## PROBLEM TO WORK ON
Take the entries below and reproduce them word for word.

* START INPUT RECORDS *

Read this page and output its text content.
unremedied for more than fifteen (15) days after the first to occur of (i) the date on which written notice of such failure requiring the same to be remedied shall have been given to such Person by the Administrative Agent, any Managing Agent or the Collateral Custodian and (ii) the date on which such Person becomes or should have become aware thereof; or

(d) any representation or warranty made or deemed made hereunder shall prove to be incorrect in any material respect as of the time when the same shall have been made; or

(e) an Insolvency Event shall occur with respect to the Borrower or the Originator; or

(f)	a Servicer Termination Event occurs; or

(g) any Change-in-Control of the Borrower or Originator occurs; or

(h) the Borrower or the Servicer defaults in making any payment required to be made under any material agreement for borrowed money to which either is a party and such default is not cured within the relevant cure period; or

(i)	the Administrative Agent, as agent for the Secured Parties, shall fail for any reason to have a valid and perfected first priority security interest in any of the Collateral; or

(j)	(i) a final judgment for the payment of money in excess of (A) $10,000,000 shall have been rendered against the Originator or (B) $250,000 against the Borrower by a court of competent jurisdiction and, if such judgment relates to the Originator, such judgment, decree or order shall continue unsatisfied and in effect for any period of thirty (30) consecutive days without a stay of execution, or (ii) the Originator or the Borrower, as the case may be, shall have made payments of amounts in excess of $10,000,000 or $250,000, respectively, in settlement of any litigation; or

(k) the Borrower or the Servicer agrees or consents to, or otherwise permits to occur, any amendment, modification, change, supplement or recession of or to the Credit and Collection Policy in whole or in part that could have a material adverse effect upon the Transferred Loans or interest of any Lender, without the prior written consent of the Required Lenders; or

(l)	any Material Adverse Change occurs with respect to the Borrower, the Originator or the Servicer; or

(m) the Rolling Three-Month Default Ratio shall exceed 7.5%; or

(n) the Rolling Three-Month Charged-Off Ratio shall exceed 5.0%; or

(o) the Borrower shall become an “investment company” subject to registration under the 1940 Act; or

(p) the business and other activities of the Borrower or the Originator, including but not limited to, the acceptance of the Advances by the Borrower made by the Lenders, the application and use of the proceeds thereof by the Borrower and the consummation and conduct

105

* END INPUT RECORDS *

## THE SOLUTION
Read this page and output its text content.
unremedied for more than fifteen (15) days after the first to occur of (i) the date on which written notice of such failure requiring the same to be remedied shall have been given to such Person by the Administrative Agent, any Managing Agent or the Collateral Custodian and (ii) the date on which such Person becomes or should have become aware thereof; or

(d) any representation or warranty made or deemed made hereunder shall prove to be incorrect in any material respect as of the time when the same shall have been made; or

(e) an Insolvency Event shall occur with respect to the Borrower or the Originator; or

(f)	a Servicer Termination Event occurs; or

(g) any Change-in-Control of the Borrower or Originator occurs; or

(h) the Borrower or the Servicer defaults in making any payment required to be made under any material agreement for borrowed money to which either is a party and such default is not cured within the relevant cure period; or

(i)	the Administrative Agent, as agent for the Secured Parties, shall fail for any reason to have a valid and perfected first priority security interest in any of the Collateral; or

(j)	(i) a final judgment for the payment of money in excess of (A) $10,000,000 shall have been rendered against the Originator or (B) $250,000 against the Borrower by a court of competent jurisdiction and, if such judgment relates to the Originator, such judgment, decree or order shall continue unsatisfied and in effect for any period of thirty (30) consecutive days without a stay of execution, or (ii) the Originator or the Borrower, as the case may be, shall have made payments of amounts in excess of $10,000,000 or $250,000, respectively, in settlement of any litigation; or

(k) the Borrower or the Servicer agrees or consents to, or otherwise permits to occur, any amendment, modification, change, supplement or recession of or to the Credit and Collection Policy in whole or in part that could have a material adverse effect upon the Transferred Loans or interest of any Lender, without the prior written consent of the Required Lenders; or

(l)	any Material Adverse Change occurs with respect to the Borrower, the Originator or the Servicer; or

(m) the Rolling Three-Month Default Ratio shall exceed 7.5%; or

(n) the Rolling Three-Month Charged-Off Ratio shall exceed 5.0%; or

(o) the Borrower shall become an “investment company” subject to registration under the 1940 Act; or

(p) the business and other activities of the Borrower or the Originator, including but not limited to, the acceptance of the Advances by the Borrower made by the Lenders, the application and use of the proceeds thereof by the Borrower and the consummation and conduct

105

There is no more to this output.